Stated problem:
State the number of lines that contain "ylabel", with no other text.

Data to use:
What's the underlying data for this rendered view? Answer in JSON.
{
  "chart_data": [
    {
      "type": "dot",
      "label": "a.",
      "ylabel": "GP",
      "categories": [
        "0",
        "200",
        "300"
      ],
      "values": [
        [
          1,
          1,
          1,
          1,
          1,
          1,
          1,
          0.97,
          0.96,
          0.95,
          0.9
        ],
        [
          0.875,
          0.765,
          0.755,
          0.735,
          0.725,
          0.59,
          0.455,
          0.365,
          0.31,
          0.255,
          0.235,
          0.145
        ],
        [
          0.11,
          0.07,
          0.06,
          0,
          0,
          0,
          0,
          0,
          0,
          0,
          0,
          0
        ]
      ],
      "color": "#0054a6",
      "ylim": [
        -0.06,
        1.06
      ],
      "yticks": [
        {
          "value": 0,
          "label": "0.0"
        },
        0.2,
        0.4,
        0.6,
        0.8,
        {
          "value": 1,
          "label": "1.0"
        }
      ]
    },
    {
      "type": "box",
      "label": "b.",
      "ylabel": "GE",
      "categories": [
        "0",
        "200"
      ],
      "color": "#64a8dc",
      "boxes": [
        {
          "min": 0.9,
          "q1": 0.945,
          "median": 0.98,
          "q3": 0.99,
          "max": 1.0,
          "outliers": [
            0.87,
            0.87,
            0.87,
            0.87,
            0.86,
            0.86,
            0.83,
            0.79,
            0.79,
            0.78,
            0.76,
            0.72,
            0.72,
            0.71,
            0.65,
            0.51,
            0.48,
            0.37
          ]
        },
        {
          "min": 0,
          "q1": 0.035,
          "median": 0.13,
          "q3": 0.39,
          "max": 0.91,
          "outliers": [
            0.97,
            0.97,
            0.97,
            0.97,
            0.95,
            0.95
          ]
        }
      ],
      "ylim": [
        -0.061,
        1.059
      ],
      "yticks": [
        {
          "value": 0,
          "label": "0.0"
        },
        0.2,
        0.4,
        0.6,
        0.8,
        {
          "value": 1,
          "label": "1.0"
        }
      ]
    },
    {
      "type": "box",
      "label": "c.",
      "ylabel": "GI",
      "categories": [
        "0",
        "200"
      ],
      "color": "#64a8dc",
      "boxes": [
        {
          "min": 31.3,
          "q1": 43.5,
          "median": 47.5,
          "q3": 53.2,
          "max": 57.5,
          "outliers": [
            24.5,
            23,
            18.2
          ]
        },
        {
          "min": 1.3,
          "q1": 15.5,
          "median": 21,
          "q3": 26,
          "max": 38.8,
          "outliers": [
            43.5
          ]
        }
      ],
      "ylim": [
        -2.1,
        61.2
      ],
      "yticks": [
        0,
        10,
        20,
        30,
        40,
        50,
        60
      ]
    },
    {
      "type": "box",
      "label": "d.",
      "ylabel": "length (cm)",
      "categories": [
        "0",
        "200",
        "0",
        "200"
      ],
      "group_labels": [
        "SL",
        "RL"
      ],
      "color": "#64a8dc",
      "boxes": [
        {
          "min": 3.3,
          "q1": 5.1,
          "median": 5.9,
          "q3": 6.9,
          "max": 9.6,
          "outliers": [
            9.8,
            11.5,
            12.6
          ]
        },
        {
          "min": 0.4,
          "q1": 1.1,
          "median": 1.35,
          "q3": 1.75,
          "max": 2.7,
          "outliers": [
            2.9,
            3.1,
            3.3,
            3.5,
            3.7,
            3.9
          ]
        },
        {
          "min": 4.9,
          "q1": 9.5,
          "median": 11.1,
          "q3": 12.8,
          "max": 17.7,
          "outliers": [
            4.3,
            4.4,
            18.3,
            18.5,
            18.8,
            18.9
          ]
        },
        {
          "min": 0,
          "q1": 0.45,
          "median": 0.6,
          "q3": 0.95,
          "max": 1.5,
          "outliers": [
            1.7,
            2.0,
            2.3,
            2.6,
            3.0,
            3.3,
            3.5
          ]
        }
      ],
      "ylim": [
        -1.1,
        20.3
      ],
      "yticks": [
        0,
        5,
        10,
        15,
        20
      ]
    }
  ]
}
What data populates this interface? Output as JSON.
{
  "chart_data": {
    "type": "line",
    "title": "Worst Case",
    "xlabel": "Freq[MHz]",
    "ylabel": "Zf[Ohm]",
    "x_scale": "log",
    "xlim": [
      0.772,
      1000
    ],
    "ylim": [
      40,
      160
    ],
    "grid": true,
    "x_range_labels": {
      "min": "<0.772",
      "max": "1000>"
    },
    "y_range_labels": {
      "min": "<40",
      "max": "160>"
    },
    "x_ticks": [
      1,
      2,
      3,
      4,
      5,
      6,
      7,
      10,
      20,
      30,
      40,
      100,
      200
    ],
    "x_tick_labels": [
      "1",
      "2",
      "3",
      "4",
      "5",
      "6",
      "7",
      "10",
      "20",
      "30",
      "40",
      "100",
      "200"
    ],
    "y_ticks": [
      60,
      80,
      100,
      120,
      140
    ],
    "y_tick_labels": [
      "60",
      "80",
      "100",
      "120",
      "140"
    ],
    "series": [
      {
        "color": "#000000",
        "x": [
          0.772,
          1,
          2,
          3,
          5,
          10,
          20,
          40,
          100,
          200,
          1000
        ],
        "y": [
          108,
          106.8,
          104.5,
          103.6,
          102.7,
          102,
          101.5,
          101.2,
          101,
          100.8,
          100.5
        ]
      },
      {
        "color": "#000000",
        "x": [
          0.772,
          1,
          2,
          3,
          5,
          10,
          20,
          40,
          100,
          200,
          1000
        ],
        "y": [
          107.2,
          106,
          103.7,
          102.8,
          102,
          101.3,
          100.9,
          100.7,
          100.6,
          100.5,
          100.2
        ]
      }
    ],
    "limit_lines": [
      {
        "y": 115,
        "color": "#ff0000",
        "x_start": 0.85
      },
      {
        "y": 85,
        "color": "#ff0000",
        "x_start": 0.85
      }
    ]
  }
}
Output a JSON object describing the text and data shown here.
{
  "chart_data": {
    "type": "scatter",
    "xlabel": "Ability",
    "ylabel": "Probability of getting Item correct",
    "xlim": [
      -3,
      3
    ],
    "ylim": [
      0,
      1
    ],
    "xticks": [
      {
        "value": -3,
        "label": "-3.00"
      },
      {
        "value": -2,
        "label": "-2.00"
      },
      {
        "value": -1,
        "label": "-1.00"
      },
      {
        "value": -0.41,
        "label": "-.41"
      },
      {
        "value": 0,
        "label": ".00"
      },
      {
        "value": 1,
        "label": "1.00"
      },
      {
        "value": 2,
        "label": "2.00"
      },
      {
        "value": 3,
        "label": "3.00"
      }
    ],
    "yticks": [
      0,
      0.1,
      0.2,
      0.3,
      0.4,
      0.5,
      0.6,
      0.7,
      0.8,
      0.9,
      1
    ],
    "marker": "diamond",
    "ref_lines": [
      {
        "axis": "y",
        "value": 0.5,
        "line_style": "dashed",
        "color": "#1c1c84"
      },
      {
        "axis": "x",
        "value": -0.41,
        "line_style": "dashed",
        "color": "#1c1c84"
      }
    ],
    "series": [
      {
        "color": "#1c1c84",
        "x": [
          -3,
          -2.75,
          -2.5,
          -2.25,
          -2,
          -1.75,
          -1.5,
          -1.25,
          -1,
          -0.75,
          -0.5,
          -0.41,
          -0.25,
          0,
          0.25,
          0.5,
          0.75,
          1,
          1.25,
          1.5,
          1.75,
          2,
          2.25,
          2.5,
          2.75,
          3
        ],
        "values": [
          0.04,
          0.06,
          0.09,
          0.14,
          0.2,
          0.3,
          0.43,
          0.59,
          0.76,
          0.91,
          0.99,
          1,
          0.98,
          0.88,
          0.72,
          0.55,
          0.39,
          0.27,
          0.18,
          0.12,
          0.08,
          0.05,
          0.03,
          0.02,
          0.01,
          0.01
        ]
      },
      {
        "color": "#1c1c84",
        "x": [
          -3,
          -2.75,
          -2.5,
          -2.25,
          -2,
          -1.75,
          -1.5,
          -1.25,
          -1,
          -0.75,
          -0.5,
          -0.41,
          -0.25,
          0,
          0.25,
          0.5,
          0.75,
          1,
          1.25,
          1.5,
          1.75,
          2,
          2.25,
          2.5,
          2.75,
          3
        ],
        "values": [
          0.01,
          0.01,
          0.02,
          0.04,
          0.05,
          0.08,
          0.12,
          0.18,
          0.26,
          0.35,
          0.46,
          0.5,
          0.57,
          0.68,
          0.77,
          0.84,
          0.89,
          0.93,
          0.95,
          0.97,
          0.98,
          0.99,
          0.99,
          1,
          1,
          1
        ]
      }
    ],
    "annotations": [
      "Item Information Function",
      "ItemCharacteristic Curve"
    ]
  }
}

Answer to this exercise:
6